● **RECORDS PROVIDED**:
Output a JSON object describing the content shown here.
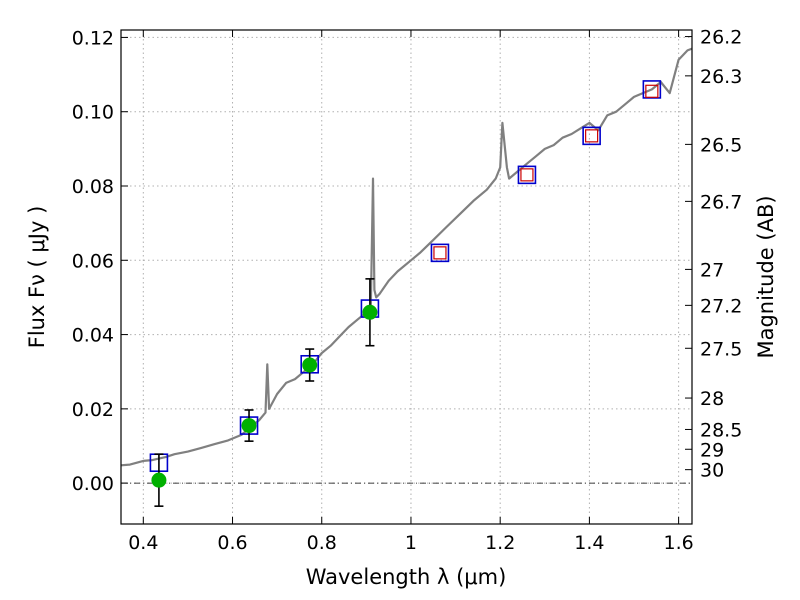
{
  "chart_data": {
    "type": "scatter",
    "xlabel": "Wavelength  λ (μm)",
    "ylabel": "Flux  Fν ( μJy )",
    "y2label": "Magnitude (AB)",
    "xlim": [
      0.35,
      1.63
    ],
    "ylim": [
      -0.011,
      0.122
    ],
    "grid": true,
    "x_ticks": [
      {
        "value": 0.4,
        "label": "0.4"
      },
      {
        "value": 0.6,
        "label": "0.6"
      },
      {
        "value": 0.8,
        "label": "0.8"
      },
      {
        "value": 1.0,
        "label": "1"
      },
      {
        "value": 1.2,
        "label": "1.2"
      },
      {
        "value": 1.4,
        "label": "1.4"
      },
      {
        "value": 1.6,
        "label": "1.6"
      }
    ],
    "y_ticks": [
      {
        "value": 0.0,
        "label": "0.00"
      },
      {
        "value": 0.02,
        "label": "0.02"
      },
      {
        "value": 0.04,
        "label": "0.04"
      },
      {
        "value": 0.06,
        "label": "0.06"
      },
      {
        "value": 0.08,
        "label": "0.08"
      },
      {
        "value": 0.1,
        "label": "0.10"
      },
      {
        "value": 0.12,
        "label": "0.12"
      }
    ],
    "mag_ticks": [
      {
        "value": 26.2,
        "label": "26.2"
      },
      {
        "value": 26.3,
        "label": "26.3"
      },
      {
        "value": 26.5,
        "label": "26.5"
      },
      {
        "value": 26.7,
        "label": "26.7"
      },
      {
        "value": 27,
        "label": "27"
      },
      {
        "value": 27.2,
        "label": "27.2"
      },
      {
        "value": 27.5,
        "label": "27.5"
      },
      {
        "value": 28,
        "label": "28"
      },
      {
        "value": 28.5,
        "label": "28.5"
      },
      {
        "value": 29,
        "label": "29"
      },
      {
        "value": 30,
        "label": "30"
      }
    ],
    "reference_line": {
      "y": 0.0,
      "style": "dash-dot"
    },
    "series": [
      {
        "kind": "spectrum",
        "color": "#808080",
        "x": [
          0.35,
          0.37,
          0.4,
          0.42,
          0.45,
          0.47,
          0.5,
          0.53,
          0.56,
          0.59,
          0.62,
          0.64,
          0.66,
          0.674,
          0.678,
          0.682,
          0.7,
          0.72,
          0.74,
          0.76,
          0.78,
          0.8,
          0.82,
          0.84,
          0.86,
          0.88,
          0.9,
          0.91,
          0.915,
          0.918,
          0.922,
          0.93,
          0.95,
          0.97,
          1.0,
          1.02,
          1.05,
          1.08,
          1.11,
          1.14,
          1.17,
          1.19,
          1.2,
          1.205,
          1.215,
          1.22,
          1.24,
          1.26,
          1.28,
          1.3,
          1.32,
          1.34,
          1.36,
          1.38,
          1.4,
          1.42,
          1.44,
          1.46,
          1.48,
          1.5,
          1.52,
          1.54,
          1.56,
          1.58,
          1.6,
          1.62,
          1.63
        ],
        "y": [
          0.0048,
          0.005,
          0.006,
          0.0062,
          0.007,
          0.0078,
          0.0085,
          0.0095,
          0.0105,
          0.0115,
          0.013,
          0.015,
          0.017,
          0.019,
          0.032,
          0.02,
          0.024,
          0.027,
          0.028,
          0.03,
          0.032,
          0.035,
          0.037,
          0.0395,
          0.042,
          0.044,
          0.046,
          0.047,
          0.082,
          0.052,
          0.05,
          0.051,
          0.0545,
          0.057,
          0.06,
          0.062,
          0.0655,
          0.069,
          0.0725,
          0.076,
          0.079,
          0.082,
          0.085,
          0.097,
          0.085,
          0.082,
          0.084,
          0.086,
          0.088,
          0.09,
          0.091,
          0.093,
          0.094,
          0.0955,
          0.097,
          0.095,
          0.099,
          0.1,
          0.102,
          0.104,
          0.105,
          0.106,
          0.108,
          0.105,
          0.114,
          0.1165,
          0.117
        ]
      },
      {
        "kind": "model-photometry",
        "marker": "open-square",
        "color": "#0000cc",
        "x": [
          0.435,
          0.637,
          0.773,
          0.908,
          1.065,
          1.26,
          1.405,
          1.54
        ],
        "y": [
          0.0055,
          0.0155,
          0.032,
          0.047,
          0.062,
          0.083,
          0.0935,
          0.106
        ]
      },
      {
        "kind": "observed-detections",
        "marker": "filled-circle",
        "color": "#00b000",
        "x": [
          0.435,
          0.637,
          0.773,
          0.908
        ],
        "y": [
          0.0008,
          0.0155,
          0.0318,
          0.046
        ],
        "yerr": [
          0.007,
          0.0042,
          0.0043,
          0.009
        ]
      },
      {
        "kind": "observed-upper",
        "marker": "open-square-small",
        "color": "#cc0000",
        "x": [
          1.065,
          1.26,
          1.405,
          1.54
        ],
        "y": [
          0.062,
          0.083,
          0.0935,
          0.1055
        ]
      }
    ]
  }
}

● **WHAT IS REQUIRED**:
Scan the material above. Extract every line in which the word "kind" occurs.

● **CORRECT RESPONSE**:
        "kind": "spectrum",
        "kind": "model-photometry",
        "kind": "observed-detections",
        "kind": "observed-upper",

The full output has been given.